Exercise:
Pictures stay out of the copy; set down each line of the listing below exactly.

(Data records)
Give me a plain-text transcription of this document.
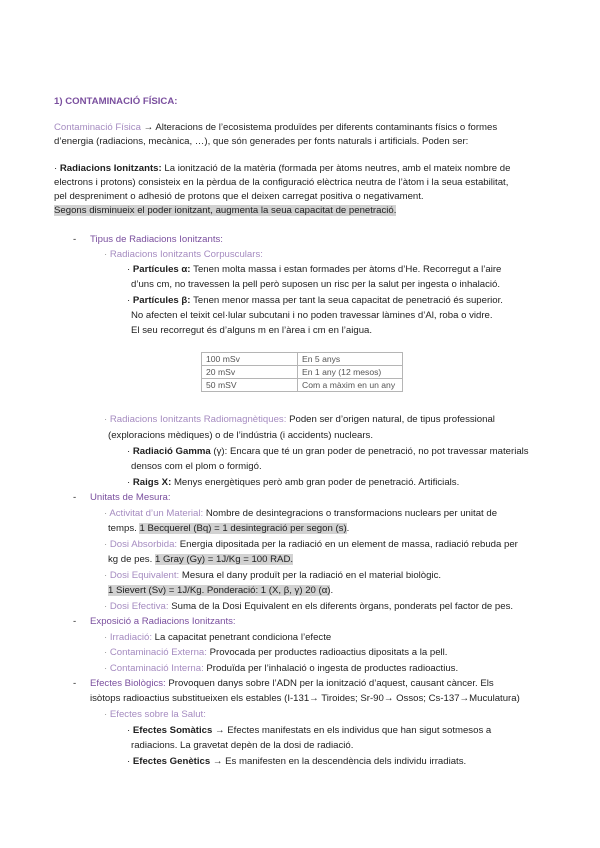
1) CONTAMINACIÓ FÍSICA:
Contaminació Física → Alteracions de l’ecosistema produïdes per diferents contaminants físics o formes
d’energia (radiacions, mecànica, …), que són generades per fonts naturals i artificials. Poden ser:
· Radiacions Ionitzants: La ionització de la matèria (formada per àtoms neutres, amb el mateix nombre de
electrons i protons) consisteix en la pèrdua de la configuració elèctrica neutra de l’àtom i la seua estabilitat,
pel despreniment o adhesió de protons que el deixen carregat positiva o negativament.
Segons disminueix el poder ionitzant, augmenta la seua capacitat de penetració.
- Tipus de Radiacions Ionitzants:
· Radiacions Ionitzants Corpusculars:
· Partícules α: Tenen molta massa i estan formades per àtoms d’He. Recorregut a l’aire
d’uns cm, no travessen la pell però suposen un risc per la salut per ingesta o inhalació.
· Partícules β: Tenen menor massa per tant la seua capacitat de penetració és superior.
No afecten el teixit cel·lular subcutani i no poden travessar làmines d’Al, roba o vidre.
El seu recorregut és d’alguns m en l’àrea i cm en l’aigua.
100 mSv	En 5 anys
20 mSv	En 1 any (12 mesos)
50 mSV	Com a màxim en un any
· Radiacions Ionitzants Radiomagnètiques: Poden ser d’origen natural, de tipus professional
(exploracions mèdiques) o de l’indústria (i accidents) nuclears.
· Radiació Gamma (γ): Encara que té un gran poder de penetració, no pot travessar materials
densos com el plom o formigó.
· Raigs X: Menys energètiques però amb gran poder de penetració. Artificials.
- Unitats de Mesura:
· Activitat d’un Material: Nombre de desintegracions o transformacions nuclears per unitat de
temps. 1 Becquerel (Bq) = 1 desintegració per segon (s).
· Dosi Absorbida: Energia dipositada per la radiació en un element de massa, radiació rebuda per
kg de pes. 1 Gray (Gy) = 1J/Kg = 100 RAD.
· Dosi Equivalent: Mesura el dany produït per la radiació en el material biològic.
1 Sievert (Sv) = 1J/Kg. Ponderació: 1 (X, β, γ) 20 (α).
· Dosi Efectiva: Suma de la Dosi Equivalent en els diferents òrgans, ponderats pel factor de pes.
- Exposició a Radiacions Ionitzants:
· Irradiació: La capacitat penetrant condiciona l’efecte
· Contaminació Externa: Provocada per productes radioactius dipositats a la pell.
· Contaminació Interna: Produïda per l’inhalació o ingesta de productes radioactius.
- Efectes Biològics: Provoquen danys sobre l’ADN per la ionització d’aquest, causant càncer. Els
isòtops radioactius substitueixen els estables (I-131→ Tiroides; Sr-90→ Ossos; Cs-137→Muculatura)
· Efectes sobre la Salut:
· Efectes Somàtics → Efectes manifestats en els individus que han sigut sotmesos a
radiacions. La gravetat depèn de la dosi de radiació.
· Efectes Genètics → Es manifesten en la descendència dels individu irradiats.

Reply:
Give me a plain-text transcription of this document.
1) CONTAMINACIÓ FÍSICA:
Contaminació Física → Alteracions de l’ecosistema produïdes per diferents contaminants físics o formes
d’energia (radiacions, mecànica, …), que són generades per fonts naturals i artificials. Poden ser:
· Radiacions Ionitzants: La ionització de la matèria (formada per àtoms neutres, amb el mateix nombre de
electrons i protons) consisteix en la pèrdua de la configuració elèctrica neutra de l’àtom i la seua estabilitat,
pel despreniment o adhesió de protons que el deixen carregat positiva o negativament.
Segons disminueix el poder ionitzant, augmenta la seua capacitat de penetració.
- Tipus de Radiacions Ionitzants:
· Radiacions Ionitzants Corpusculars:
· Partícules α: Tenen molta massa i estan formades per àtoms d’He. Recorregut a l’aire
d’uns cm, no travessen la pell però suposen un risc per la salut per ingesta o inhalació.
· Partícules β: Tenen menor massa per tant la seua capacitat de penetració és superior.
No afecten el teixit cel·lular subcutani i no poden travessar làmines d’Al, roba o vidre.
El seu recorregut és d’alguns m en l’àrea i cm en l’aigua.
100 mSv	En 5 anys
20 mSv	En 1 any (12 mesos)
50 mSV	Com a màxim en un any
· Radiacions Ionitzants Radiomagnètiques: Poden ser d’origen natural, de tipus professional
(exploracions mèdiques) o de l’indústria (i accidents) nuclears.
· Radiació Gamma (γ): Encara que té un gran poder de penetració, no pot travessar materials
densos com el plom o formigó.
· Raigs X: Menys energètiques però amb gran poder de penetració. Artificials.
- Unitats de Mesura:
· Activitat d’un Material: Nombre de desintegracions o transformacions nuclears per unitat de
temps. 1 Becquerel (Bq) = 1 desintegració per segon (s).
· Dosi Absorbida: Energia dipositada per la radiació en un element de massa, radiació rebuda per
kg de pes. 1 Gray (Gy) = 1J/Kg = 100 RAD.
· Dosi Equivalent: Mesura el dany produït per la radiació en el material biològic.
1 Sievert (Sv) = 1J/Kg. Ponderació: 1 (X, β, γ) 20 (α).
· Dosi Efectiva: Suma de la Dosi Equivalent en els diferents òrgans, ponderats pel factor de pes.
- Exposició a Radiacions Ionitzants:
· Irradiació: La capacitat penetrant condiciona l’efecte
· Contaminació Externa: Provocada per productes radioactius dipositats a la pell.
· Contaminació Interna: Produïda per l’inhalació o ingesta de productes radioactius.
- Efectes Biològics: Provoquen danys sobre l’ADN per la ionització d’aquest, causant càncer. Els
isòtops radioactius substitueixen els estables (I-131→ Tiroides; Sr-90→ Ossos; Cs-137→Muculatura)
· Efectes sobre la Salut:
· Efectes Somàtics → Efectes manifestats en els individus que han sigut sotmesos a
radiacions. La gravetat depèn de la dosi de radiació.
· Efectes Genètics → Es manifesten en la descendència dels individu irradiats.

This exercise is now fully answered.